Material shown
######

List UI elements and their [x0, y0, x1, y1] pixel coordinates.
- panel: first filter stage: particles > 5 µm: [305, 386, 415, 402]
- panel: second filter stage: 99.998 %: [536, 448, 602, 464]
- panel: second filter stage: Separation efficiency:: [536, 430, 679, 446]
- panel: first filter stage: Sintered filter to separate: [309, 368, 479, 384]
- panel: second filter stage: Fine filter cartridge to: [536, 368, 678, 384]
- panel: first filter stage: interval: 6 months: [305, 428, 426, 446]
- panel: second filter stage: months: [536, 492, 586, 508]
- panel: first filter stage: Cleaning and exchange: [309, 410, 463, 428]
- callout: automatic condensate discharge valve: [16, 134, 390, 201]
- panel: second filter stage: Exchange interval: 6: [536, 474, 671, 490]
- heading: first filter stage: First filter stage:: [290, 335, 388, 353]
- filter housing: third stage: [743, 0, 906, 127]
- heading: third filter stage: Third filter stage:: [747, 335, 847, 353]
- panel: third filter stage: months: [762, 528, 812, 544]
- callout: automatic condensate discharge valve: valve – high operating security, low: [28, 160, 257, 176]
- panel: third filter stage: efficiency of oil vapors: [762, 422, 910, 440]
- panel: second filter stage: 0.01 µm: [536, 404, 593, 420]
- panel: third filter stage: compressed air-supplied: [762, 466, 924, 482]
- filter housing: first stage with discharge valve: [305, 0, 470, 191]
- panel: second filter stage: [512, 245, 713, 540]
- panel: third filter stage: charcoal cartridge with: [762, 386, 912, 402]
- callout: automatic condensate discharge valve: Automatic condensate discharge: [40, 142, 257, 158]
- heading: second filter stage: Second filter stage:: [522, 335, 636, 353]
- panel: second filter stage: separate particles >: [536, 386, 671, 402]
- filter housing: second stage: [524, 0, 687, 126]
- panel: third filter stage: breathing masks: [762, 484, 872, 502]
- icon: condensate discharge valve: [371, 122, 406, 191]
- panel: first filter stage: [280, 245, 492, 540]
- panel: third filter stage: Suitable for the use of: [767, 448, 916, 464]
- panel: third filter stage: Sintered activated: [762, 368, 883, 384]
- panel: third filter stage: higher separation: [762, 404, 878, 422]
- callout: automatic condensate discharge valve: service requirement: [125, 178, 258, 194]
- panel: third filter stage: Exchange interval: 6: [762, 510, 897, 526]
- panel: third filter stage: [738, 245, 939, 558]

######

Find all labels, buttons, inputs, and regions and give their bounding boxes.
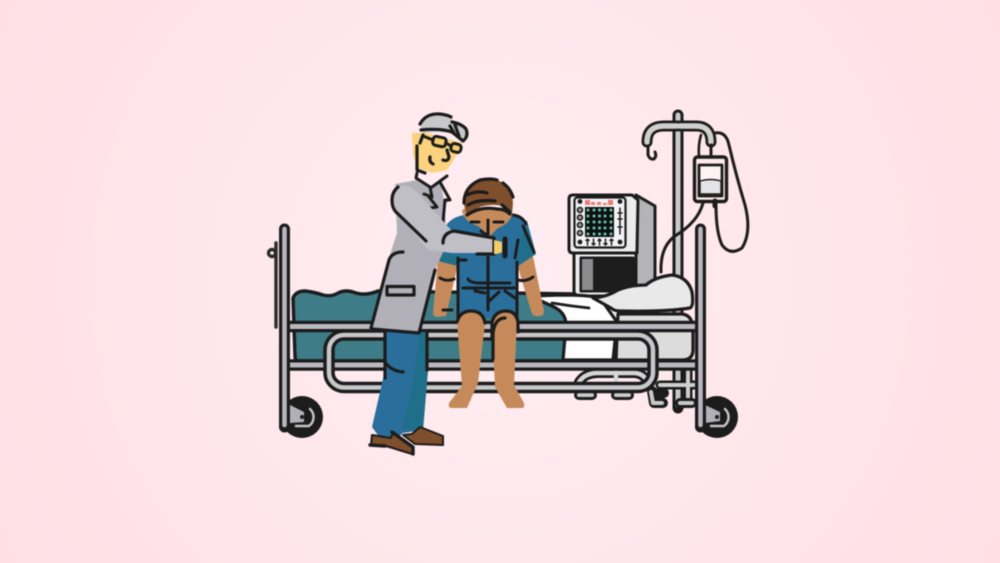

######

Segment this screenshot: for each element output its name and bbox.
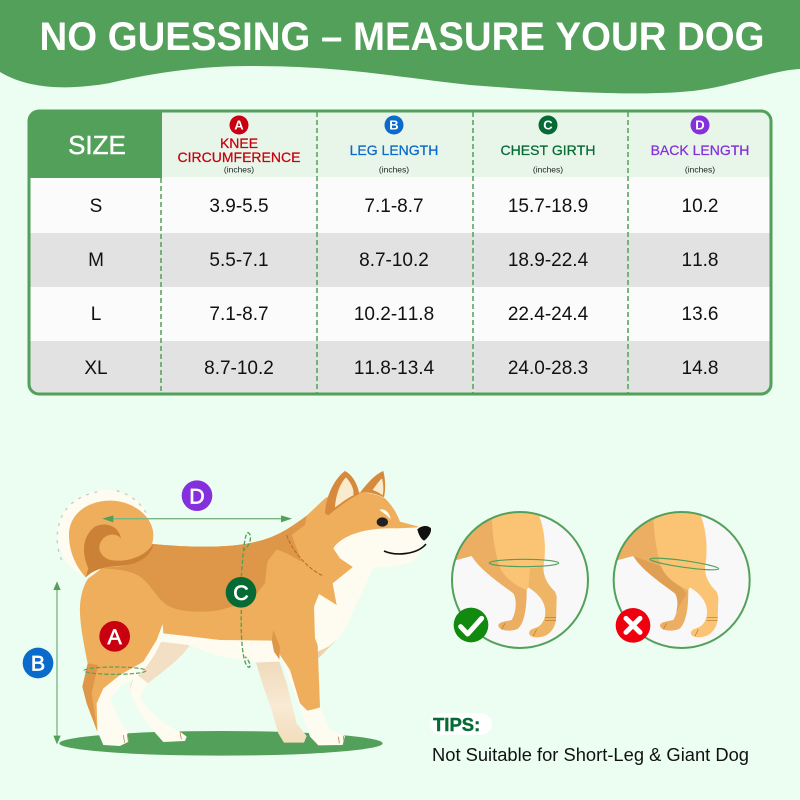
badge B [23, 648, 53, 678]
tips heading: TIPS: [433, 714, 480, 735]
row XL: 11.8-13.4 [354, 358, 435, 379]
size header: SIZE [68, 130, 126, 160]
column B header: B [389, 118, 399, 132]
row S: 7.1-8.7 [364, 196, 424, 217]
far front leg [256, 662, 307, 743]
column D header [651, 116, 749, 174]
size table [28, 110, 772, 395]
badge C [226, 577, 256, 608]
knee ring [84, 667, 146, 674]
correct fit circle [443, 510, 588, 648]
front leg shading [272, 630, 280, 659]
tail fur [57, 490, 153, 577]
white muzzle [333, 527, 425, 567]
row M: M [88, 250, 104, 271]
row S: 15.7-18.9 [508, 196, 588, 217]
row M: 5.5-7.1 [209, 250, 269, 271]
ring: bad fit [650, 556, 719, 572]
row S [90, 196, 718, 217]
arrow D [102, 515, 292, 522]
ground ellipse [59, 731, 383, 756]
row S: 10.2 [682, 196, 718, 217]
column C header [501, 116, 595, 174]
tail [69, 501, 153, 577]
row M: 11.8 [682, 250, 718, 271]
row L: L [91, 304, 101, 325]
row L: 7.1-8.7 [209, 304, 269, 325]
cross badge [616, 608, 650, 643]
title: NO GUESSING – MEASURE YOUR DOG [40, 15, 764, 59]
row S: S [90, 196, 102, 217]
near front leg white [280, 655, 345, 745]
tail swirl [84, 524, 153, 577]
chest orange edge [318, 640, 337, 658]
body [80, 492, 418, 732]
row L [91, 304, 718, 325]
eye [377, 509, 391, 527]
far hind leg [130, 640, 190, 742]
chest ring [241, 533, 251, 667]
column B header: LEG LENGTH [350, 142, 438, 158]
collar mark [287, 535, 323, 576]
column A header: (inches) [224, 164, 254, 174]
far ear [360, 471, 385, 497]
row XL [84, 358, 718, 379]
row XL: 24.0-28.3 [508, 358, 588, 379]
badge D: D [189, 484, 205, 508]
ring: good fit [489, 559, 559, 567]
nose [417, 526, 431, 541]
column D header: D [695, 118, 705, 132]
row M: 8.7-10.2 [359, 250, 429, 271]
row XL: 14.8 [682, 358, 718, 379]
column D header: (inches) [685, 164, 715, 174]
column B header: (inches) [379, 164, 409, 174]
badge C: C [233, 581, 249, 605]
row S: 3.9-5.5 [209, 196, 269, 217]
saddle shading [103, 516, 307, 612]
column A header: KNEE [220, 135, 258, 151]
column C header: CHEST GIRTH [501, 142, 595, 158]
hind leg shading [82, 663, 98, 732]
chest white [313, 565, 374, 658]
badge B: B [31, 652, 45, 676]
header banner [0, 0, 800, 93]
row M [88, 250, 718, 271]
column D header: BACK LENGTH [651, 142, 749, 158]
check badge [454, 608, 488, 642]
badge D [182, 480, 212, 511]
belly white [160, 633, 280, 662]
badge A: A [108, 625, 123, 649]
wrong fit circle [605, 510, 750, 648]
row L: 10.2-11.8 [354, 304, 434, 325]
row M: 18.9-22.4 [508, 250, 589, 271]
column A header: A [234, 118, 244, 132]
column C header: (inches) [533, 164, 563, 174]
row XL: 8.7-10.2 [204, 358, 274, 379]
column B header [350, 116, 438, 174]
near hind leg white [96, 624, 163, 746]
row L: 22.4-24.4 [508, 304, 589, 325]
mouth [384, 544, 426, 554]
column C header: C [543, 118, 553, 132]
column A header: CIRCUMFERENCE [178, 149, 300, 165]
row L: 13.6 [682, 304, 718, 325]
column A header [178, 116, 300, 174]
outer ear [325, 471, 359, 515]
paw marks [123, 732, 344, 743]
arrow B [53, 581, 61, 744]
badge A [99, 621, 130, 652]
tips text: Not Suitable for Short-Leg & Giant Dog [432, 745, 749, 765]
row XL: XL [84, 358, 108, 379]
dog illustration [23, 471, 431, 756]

######

The request
Change every "badge" to "marker" in the data, starting with the line that contains "Segment this screenshot: for" and going on through the line that contains "row M: 5.5-7.1 [209, 250, 269, 271]", and leave all else unchanged. Give only these lines, and leave the pictures out of the answer.

Solution for this problem
Segment this screenshot: for each element output its name and bbox.
marker B [23, 648, 53, 678]
tips heading: TIPS: [433, 714, 480, 735]
row XL: 11.8-13.4 [354, 358, 435, 379]
size header: SIZE [68, 130, 126, 160]
column B header: B [389, 118, 399, 132]
row S: 7.1-8.7 [364, 196, 424, 217]
far front leg [256, 662, 307, 743]
column D header [651, 116, 749, 174]
size table [28, 110, 772, 395]
marker C [226, 577, 256, 608]
knee ring [84, 667, 146, 674]
correct fit circle [443, 510, 588, 648]
front leg shading [272, 630, 280, 659]
tail fur [57, 490, 153, 577]
white muzzle [333, 527, 425, 567]
row M: M [88, 250, 104, 271]
row S: 15.7-18.9 [508, 196, 588, 217]
row M: 5.5-7.1 [209, 250, 269, 271]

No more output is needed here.